Catalan nobleman (c. 1235 – 1243)

Ermengol IX (c. 1235 – 1243) was a medieval Catalan nobleman. After his father's death in 1243, the eight-year-old boy succeeded as Count of Urgell. However, he, too died during the same year, a situation in which he was the only Count of Urgell to die during his early years. The son of Ponce I of Urgell and María Girón, he was buried in the Church of Santa Maria de Farfaña.

== Early life ==
Born in the County of Urgell as the son of Ponce I of Urgell and IV of Cabrera and his wife, he was one of six children. Born the second son, he became heir apparent at his older brother Ponce's untimely death.
He had three brothers: Ponce (died young), Álvaro, who eventually succeeded him and Guerau (1242-1271), who died unmarried. He also had two sisters: Eleanor (Leonor) and Marquessa (Marquesa).

▸ Collected data
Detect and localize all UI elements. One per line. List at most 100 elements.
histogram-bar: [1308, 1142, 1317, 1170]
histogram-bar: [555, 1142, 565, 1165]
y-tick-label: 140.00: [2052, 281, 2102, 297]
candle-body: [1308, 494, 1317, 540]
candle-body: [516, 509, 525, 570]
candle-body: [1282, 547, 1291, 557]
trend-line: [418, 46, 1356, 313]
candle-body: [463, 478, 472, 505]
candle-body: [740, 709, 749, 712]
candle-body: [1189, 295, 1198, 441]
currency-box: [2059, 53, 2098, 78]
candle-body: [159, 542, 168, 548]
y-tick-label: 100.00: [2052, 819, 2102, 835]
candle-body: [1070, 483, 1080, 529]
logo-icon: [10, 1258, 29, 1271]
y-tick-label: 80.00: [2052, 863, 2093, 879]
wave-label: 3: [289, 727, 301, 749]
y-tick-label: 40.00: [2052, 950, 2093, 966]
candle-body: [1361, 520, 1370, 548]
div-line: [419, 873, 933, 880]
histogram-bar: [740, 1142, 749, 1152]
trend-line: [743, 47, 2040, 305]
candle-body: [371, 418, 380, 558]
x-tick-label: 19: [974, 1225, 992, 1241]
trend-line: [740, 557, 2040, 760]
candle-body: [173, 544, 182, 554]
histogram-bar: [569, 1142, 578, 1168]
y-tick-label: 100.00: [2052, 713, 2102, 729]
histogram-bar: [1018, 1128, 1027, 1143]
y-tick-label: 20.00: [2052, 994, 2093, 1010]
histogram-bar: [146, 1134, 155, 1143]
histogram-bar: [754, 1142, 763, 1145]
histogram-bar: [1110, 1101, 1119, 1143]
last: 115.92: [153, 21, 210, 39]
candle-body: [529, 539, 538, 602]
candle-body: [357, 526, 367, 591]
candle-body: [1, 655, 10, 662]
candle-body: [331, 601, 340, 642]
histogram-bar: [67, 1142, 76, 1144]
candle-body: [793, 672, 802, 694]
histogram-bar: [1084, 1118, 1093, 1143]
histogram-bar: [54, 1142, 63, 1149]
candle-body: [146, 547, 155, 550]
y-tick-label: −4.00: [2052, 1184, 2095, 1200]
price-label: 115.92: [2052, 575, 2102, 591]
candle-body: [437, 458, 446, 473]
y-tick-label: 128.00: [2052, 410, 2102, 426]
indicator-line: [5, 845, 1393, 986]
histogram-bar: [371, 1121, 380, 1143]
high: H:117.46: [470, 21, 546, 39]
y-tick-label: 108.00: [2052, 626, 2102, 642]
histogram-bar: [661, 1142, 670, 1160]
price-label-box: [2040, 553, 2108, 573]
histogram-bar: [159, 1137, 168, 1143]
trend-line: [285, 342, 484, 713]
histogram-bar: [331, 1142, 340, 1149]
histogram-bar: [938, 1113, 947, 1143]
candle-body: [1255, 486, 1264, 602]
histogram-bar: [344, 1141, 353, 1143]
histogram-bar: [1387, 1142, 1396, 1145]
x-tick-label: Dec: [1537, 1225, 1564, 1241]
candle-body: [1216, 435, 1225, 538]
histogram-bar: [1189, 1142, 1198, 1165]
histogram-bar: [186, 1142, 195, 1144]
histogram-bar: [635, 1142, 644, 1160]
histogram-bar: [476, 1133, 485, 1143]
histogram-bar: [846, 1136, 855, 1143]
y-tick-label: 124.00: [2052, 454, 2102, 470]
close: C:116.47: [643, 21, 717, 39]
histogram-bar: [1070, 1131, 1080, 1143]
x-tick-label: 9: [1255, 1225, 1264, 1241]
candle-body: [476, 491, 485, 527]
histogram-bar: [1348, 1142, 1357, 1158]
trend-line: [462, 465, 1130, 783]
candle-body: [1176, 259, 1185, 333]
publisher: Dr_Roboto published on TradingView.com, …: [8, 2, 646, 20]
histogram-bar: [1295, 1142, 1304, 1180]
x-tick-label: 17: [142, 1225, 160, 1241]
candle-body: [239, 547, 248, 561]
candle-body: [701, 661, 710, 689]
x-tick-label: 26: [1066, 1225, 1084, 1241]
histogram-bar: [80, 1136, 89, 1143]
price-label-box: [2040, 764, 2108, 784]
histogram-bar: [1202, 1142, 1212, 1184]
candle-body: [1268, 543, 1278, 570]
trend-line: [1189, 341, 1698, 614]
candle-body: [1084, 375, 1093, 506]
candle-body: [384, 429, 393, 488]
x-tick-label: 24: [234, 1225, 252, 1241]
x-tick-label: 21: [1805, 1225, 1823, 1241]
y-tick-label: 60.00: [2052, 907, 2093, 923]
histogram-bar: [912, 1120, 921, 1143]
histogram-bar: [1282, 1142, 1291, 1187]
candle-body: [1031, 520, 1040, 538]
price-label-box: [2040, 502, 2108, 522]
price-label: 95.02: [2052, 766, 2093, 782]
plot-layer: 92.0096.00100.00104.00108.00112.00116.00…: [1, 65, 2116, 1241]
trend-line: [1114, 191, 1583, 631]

▸ Challenge 1
From the text about Ermengol IX, list every sibling it names.
▸ Challenge 2
Reproduce the passage of the Ermengol IX text that opens with the words containing "Ermengol IX (c." and closes with "Maria de Farfaña.".

▸ Correct response 1
- Ponce
- Álvaro
- Guerau
- Eleanor (Leonor)
- Marquessa (Marquesa)

▸ Correct response 2
Ermengol IX (c. 1235 – 1243) was a medieval Catalan nobleman. After his father's death in 1243, the eight-year-old boy succeeded as Count of Urgell. However, he, too died during the same year, a situation in which he was the only Count of Urgell to die during his early years. The son of Ponce I of Urgell and María Girón, he was buried in the Church of Santa Maria de Farfaña.